======== AVAILABLE DATA ========

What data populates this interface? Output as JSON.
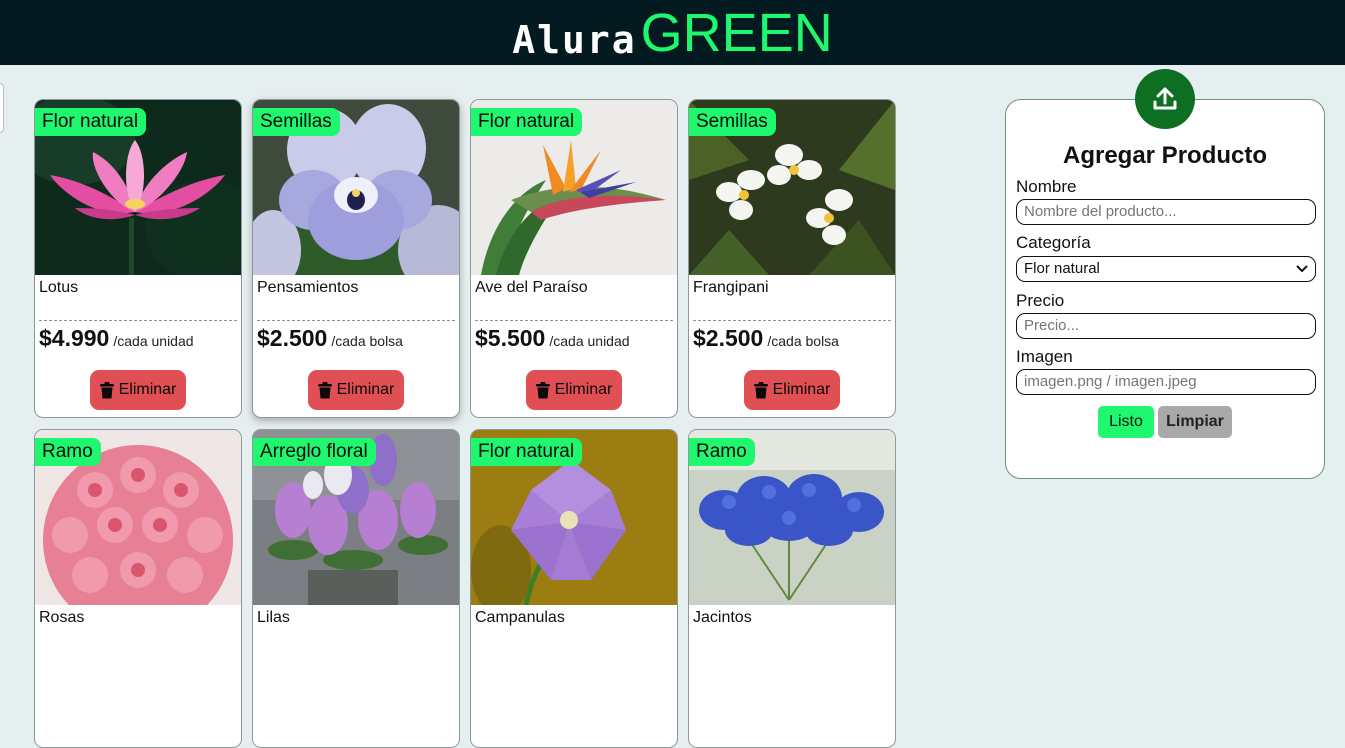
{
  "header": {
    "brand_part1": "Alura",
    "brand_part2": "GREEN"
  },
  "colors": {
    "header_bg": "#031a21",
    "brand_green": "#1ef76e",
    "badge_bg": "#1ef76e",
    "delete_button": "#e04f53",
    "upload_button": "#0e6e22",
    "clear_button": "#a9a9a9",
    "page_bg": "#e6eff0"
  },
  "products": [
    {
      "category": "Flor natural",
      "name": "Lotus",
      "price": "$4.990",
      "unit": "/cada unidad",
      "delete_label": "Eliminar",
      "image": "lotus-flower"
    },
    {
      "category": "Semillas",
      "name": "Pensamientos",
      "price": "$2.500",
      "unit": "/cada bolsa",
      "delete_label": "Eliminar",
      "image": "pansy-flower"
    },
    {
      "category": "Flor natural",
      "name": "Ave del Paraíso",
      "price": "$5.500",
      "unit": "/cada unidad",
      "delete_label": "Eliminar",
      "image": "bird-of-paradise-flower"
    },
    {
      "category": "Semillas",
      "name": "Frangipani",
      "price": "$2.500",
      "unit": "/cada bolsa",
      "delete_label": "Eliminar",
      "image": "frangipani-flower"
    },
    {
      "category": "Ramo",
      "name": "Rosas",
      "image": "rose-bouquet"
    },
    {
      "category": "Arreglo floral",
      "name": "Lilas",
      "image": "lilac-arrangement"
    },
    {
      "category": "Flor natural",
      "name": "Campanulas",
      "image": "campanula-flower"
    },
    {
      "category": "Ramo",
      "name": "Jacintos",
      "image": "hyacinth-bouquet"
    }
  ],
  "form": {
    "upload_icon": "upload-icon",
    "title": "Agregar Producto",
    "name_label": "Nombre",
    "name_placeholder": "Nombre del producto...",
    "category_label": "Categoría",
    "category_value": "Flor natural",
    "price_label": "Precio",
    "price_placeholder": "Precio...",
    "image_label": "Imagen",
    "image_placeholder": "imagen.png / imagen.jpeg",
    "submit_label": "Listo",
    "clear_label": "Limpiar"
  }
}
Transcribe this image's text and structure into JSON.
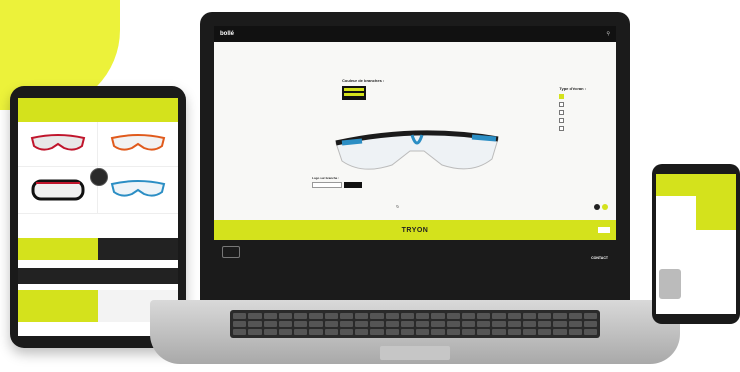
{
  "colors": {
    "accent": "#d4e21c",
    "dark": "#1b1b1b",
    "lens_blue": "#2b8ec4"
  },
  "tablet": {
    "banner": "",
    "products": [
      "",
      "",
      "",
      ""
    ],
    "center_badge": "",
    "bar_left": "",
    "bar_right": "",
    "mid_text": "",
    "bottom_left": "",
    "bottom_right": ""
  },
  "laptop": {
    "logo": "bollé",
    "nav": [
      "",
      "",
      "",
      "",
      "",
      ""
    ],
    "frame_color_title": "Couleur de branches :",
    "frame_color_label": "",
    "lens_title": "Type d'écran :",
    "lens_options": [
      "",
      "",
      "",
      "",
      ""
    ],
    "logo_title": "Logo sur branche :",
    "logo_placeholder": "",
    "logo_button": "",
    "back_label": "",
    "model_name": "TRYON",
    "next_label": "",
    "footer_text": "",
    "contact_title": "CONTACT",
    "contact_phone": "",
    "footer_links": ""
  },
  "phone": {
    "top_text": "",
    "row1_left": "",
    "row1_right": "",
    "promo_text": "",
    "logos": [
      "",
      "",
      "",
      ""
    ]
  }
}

========
======== AVAILABLE DATA ========

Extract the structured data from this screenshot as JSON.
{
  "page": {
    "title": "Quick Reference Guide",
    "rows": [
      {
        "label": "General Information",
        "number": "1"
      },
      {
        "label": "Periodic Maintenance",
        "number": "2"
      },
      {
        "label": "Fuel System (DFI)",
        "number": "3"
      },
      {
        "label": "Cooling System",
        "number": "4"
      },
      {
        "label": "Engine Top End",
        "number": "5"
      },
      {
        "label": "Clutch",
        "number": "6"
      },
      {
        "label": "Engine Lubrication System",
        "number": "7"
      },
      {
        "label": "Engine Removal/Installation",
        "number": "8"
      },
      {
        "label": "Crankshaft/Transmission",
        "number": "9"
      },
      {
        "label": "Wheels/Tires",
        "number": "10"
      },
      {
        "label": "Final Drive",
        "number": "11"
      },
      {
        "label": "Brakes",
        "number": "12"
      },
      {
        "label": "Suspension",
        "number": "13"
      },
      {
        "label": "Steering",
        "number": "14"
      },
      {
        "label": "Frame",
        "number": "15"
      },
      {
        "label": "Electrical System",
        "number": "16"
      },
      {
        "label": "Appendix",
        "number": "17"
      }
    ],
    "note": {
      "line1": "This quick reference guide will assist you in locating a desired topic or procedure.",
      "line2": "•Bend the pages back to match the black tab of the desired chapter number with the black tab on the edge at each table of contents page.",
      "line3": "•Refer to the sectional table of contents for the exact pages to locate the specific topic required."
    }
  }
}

========

_TASK_
Copy out every line of the data that includes "bouquet".

_TASK ANSWER_
      "image": "rose-bouquet"
      "image": "hyacinth-bouquet"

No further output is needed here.